* **Instruction**: Please restate the following records word for word.

[BEGIN Items]

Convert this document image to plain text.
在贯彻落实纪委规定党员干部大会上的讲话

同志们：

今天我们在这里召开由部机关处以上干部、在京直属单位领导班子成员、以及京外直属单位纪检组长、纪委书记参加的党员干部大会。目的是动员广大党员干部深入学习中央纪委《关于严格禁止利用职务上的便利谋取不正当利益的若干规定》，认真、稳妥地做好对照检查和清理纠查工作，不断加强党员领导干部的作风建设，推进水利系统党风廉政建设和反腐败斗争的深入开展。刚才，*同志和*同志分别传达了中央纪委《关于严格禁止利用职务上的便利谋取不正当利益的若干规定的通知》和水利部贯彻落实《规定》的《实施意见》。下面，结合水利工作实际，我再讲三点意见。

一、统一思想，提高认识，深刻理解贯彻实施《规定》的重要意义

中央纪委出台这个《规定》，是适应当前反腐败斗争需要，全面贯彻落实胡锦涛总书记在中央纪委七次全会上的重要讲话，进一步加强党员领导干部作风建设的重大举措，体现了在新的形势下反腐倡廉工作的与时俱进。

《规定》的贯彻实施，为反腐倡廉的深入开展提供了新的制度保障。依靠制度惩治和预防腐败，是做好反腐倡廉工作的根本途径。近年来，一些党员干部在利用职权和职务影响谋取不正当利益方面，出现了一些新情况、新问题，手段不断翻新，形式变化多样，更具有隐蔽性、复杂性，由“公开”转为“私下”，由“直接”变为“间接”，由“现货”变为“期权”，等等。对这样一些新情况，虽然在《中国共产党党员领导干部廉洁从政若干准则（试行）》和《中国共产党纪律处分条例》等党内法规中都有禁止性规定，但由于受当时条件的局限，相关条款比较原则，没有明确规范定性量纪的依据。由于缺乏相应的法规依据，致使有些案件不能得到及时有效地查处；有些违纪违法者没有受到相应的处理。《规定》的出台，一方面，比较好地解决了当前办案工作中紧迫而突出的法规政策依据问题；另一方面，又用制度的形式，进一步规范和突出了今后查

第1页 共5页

[END Items]

* **Reply to the task**:
Convert this document image to plain text.
在贯彻落实纪委规定党员干部大会上的讲话

同志们：

今天我们在这里召开由部机关处以上干部、在京直属单位领导班子成员、以及京外直属单位纪检组长、纪委书记参加的党员干部大会。目的是动员广大党员干部深入学习中央纪委《关于严格禁止利用职务上的便利谋取不正当利益的若干规定》，认真、稳妥地做好对照检查和清理纠查工作，不断加强党员领导干部的作风建设，推进水利系统党风廉政建设和反腐败斗争的深入开展。刚才，*同志和*同志分别传达了中央纪委《关于严格禁止利用职务上的便利谋取不正当利益的若干规定的通知》和水利部贯彻落实《规定》的《实施意见》。下面，结合水利工作实际，我再讲三点意见。

一、统一思想，提高认识，深刻理解贯彻实施《规定》的重要意义

中央纪委出台这个《规定》，是适应当前反腐败斗争需要，全面贯彻落实胡锦涛总书记在中央纪委七次全会上的重要讲话，进一步加强党员领导干部作风建设的重大举措，体现了在新的形势下反腐倡廉工作的与时俱进。

《规定》的贯彻实施，为反腐倡廉的深入开展提供了新的制度保障。依靠制度惩治和预防腐败，是做好反腐倡廉工作的根本途径。近年来，一些党员干部在利用职权和职务影响谋取不正当利益方面，出现了一些新情况、新问题，手段不断翻新，形式变化多样，更具有隐蔽性、复杂性，由“公开”转为“私下”，由“直接”变为“间接”，由“现货”变为“期权”，等等。对这样一些新情况，虽然在《中国共产党党员领导干部廉洁从政若干准则（试行）》和《中国共产党纪律处分条例》等党内法规中都有禁止性规定，但由于受当时条件的局限，相关条款比较原则，没有明确规范定性量纪的依据。由于缺乏相应的法规依据，致使有些案件不能得到及时有效地查处；有些违纪违法者没有受到相应的处理。《规定》的出台，一方面，比较好地解决了当前办案工作中紧迫而突出的法规政策依据问题；另一方面，又用制度的形式，进一步规范和突出了今后查

第1页 共5页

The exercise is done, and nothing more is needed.